> _EXTRACTED TEXT_:

--------------------

CtrlK
BlogDocsLog inGet started
Tessl Logo

tessl/maven-io-cdap-cdap--cdap-client

CDAP Java Client library providing programmatic APIs for interacting with the CDAP platform

Pending
Overview
Eval results
Files

metrics-monitoring.mddocs/

Metrics and Monitoring

The MetricsClient and MonitorClient provide comprehensive metrics querying, system service monitoring, and performance data collection. Monitor system health, query time series data, and collect performance metrics from CDAP applications and services.

MetricsClient

public class MetricsClient {
    // Constructors
    public MetricsClient(ClientConfig config);
    public MetricsClient(ClientConfig config, RESTClient restClient);
    
    // Metrics search methods
    public List<MetricTagValue> searchTags(Map<String, String> tags);
    public List<String> searchMetrics(Map<String, String> tags);
    
    // Metrics query methods
    public MetricQueryResult query(Map<String, String> tags, String metric);
    public MetricQueryResult query(Map<String, String> tags, List<String> metrics, List<String> groupBys, String start, String end);
    public MetricQueryResult query(Map<String, String> tags, List<String> metrics, List<String> groupBys, Map<String, String> timeRangeParams);
    public RuntimeMetrics getServiceMetrics(ServiceId serviceId);
}

MonitorClient

public class MonitorClient {
    // Constructors
    public MonitorClient(ClientConfig config);
    public MonitorClient(ClientConfig config, RESTClient restClient);
    
    // System service information methods
    public SystemServiceLiveInfo getSystemServiceLiveInfo(String serviceName);
    public List<SystemServiceMeta> listSystemServices();
    public String getSystemServiceStatus(String serviceName);
    public Map<String, String> getAllSystemServiceStatus();
    public boolean allSystemServicesOk();
    
    // System service management methods
    public void setSystemServiceInstances(String serviceName, int instances);
    public int getSystemServiceInstances(String serviceName);
}

Metrics Types and Results

public class MetricQueryResult {
    public String getStartTime();
    public String getEndTime();
    public List<MetricTimeSeries> getSeries();
    public String getResolution();
}

public class MetricTimeSeries {
    public String getMetricName();
    public Map<String, String> getGrouping();
    public List<TimeValue> getData();
}

public class TimeValue {
    public long getTime();
    public long getValue();
}

public class MetricTagValue {
    public String getName();
    public String getValue();
}

public class RuntimeMetrics {
    public int getCurrentInstances();
    public int getRequestedInstances();
    public Map<String, String> getMetrics();
}

System Service Types

public class SystemServiceMeta {
    public String getName();
    public String getDescription();
    public String getStatus();
    public String getLogs();
    public int getInstances();
    public int getRequestedInstances();
    public boolean isCanCheck();
}

public class SystemServiceLiveInfo {
    public String getStatus();
    public Map<String, Integer> getContainers();
    public String getYarnAppId();
}

Metrics Discovery and Search

Tag Discovery

// Search for available metric tags
Map<String, String> searchCriteria = Map.of(
    "namespace", "default",
    "app", "data-pipeline"

--------------------

Data extracted from a collection

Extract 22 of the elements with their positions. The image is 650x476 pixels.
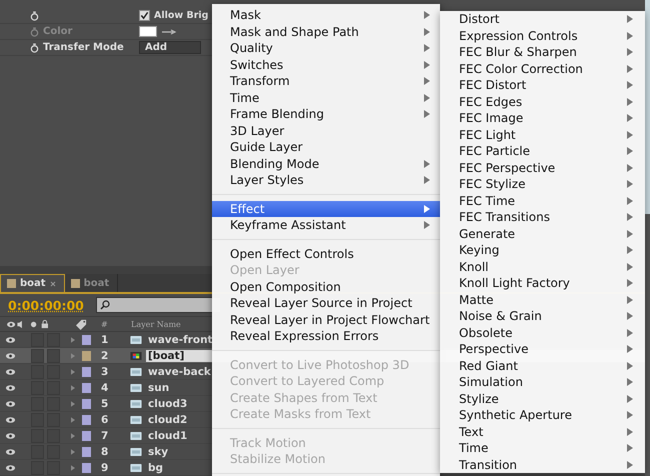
layer-name: cluod3	[147, 398, 188, 410]
layer-number: 9	[101, 462, 110, 474]
layer-name: sun	[147, 382, 170, 394]
layer-name: wave-back	[147, 366, 212, 378]
layer-number: 2	[101, 350, 110, 362]
checkbox-label: Allow Brig	[154, 10, 208, 21]
column-header: #	[101, 320, 109, 328]
layer-number: 3	[101, 366, 110, 378]
property-label: Color	[43, 26, 74, 37]
layer-name: wave-front	[147, 334, 214, 346]
layer-number: 7	[101, 430, 110, 442]
layer-name: bg	[147, 462, 164, 474]
property-label: Transfer Mode	[43, 42, 125, 53]
layer-number: 6	[101, 414, 110, 426]
layer-number: 8	[101, 446, 110, 458]
layer-name: cloud2	[147, 414, 188, 426]
layer-number: 4	[101, 382, 110, 394]
layer-name: cloud1	[147, 430, 188, 442]
column-header: Layer Name	[131, 320, 181, 328]
layer-number: 5	[101, 398, 110, 410]
layer-number: 1	[101, 334, 110, 346]
layer-name: sky	[147, 446, 170, 458]
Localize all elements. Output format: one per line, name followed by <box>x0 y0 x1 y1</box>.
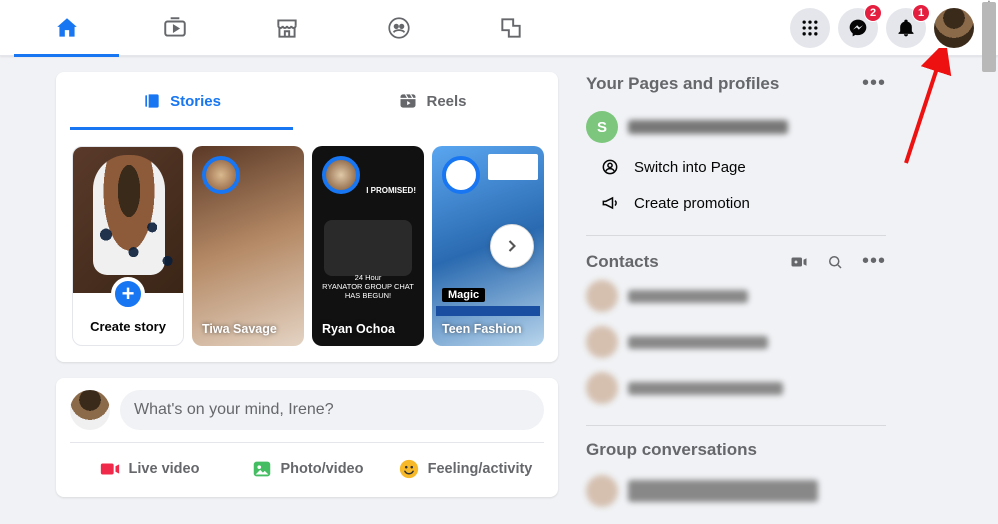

--------------------

> _WHAT THE EXERCISE ASKS_:
Reproduce the part of the CDAP metrics and monitoring documentation from "metrics-monitoring.mddocs/" to "applications and services.", word for word.

> _RESPONSE TO THIS TASK_:
metrics-monitoring.mddocs/

Metrics and Monitoring

The MetricsClient and MonitorClient provide comprehensive metrics querying, system service monitoring, and performance data collection. Monitor system health, query time series data, and collect performance metrics from CDAP applications and services.